| What to produce |
Output all lines exactly, with nothing added or dropped.

| Stored data entries |
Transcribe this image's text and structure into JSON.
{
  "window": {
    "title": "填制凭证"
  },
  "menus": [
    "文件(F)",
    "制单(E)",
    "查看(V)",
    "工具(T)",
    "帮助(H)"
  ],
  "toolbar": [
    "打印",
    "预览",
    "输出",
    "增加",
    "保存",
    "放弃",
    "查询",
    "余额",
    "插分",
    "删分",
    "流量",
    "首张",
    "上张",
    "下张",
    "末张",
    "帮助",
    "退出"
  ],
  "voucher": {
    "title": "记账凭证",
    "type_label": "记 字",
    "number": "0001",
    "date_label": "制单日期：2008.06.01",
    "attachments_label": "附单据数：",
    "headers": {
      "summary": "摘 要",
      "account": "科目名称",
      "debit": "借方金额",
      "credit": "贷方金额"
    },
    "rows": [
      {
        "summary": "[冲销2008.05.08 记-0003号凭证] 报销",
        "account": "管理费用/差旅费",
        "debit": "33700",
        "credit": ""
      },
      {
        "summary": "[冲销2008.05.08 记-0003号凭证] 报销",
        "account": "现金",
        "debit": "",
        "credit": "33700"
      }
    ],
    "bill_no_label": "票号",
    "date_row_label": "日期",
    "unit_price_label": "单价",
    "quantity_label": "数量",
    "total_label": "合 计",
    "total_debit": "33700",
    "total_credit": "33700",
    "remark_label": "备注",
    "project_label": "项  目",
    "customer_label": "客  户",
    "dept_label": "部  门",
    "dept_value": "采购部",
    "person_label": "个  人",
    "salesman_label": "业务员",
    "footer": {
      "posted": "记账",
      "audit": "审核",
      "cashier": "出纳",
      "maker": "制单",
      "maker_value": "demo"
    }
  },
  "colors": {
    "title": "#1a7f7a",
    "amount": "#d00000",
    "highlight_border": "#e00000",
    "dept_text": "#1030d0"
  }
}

| Written solution |
Transcribe this image's text and structure into JSON.
{
  "window": {
    "title": "填制凭证"
  },
  "menus": [
    "文件(F)",
    "制单(E)",
    "查看(V)",
    "工具(T)",
    "帮助(H)"
  ],
  "toolbar": [
    "打印",
    "预览",
    "输出",
    "增加",
    "保存",
    "放弃",
    "查询",
    "余额",
    "插分",
    "删分",
    "流量",
    "首张",
    "上张",
    "下张",
    "末张",
    "帮助",
    "退出"
  ],
  "voucher": {
    "title": "记账凭证",
    "type_label": "记 字",
    "number": "0001",
    "date_label": "制单日期：2008.06.01",
    "attachments_label": "附单据数：",
    "headers": {
      "summary": "摘 要",
      "account": "科目名称",
      "debit": "借方金额",
      "credit": "贷方金额"
    },
    "rows": [
      {
        "summary": "[冲销2008.05.08 记-0003号凭证] 报销",
        "account": "管理费用/差旅费",
        "debit": "33700",
        "credit": ""
      },
      {
        "summary": "[冲销2008.05.08 记-0003号凭证] 报销",
        "account": "现金",
        "debit": "",
        "credit": "33700"
      }
    ],
    "bill_no_label": "票号",
    "date_row_label": "日期",
    "unit_price_label": "单价",
    "quantity_label": "数量",
    "total_label": "合 计",
    "total_debit": "33700",
    "total_credit": "33700",
    "remark_label": "备注",
    "project_label": "项  目",
    "customer_label": "客  户",
    "dept_label": "部  门",
    "dept_value": "采购部",
    "person_label": "个  人",
    "salesman_label": "业务员",
    "footer": {
      "posted": "记账",
      "audit": "审核",
      "cashier": "出纳",
      "maker": "制单",
      "maker_value": "demo"
    }
  },
  "colors": {
    "title": "#1a7f7a",
    "amount": "#d00000",
    "highlight_border": "#e00000",
    "dept_text": "#1030d0"
  }
}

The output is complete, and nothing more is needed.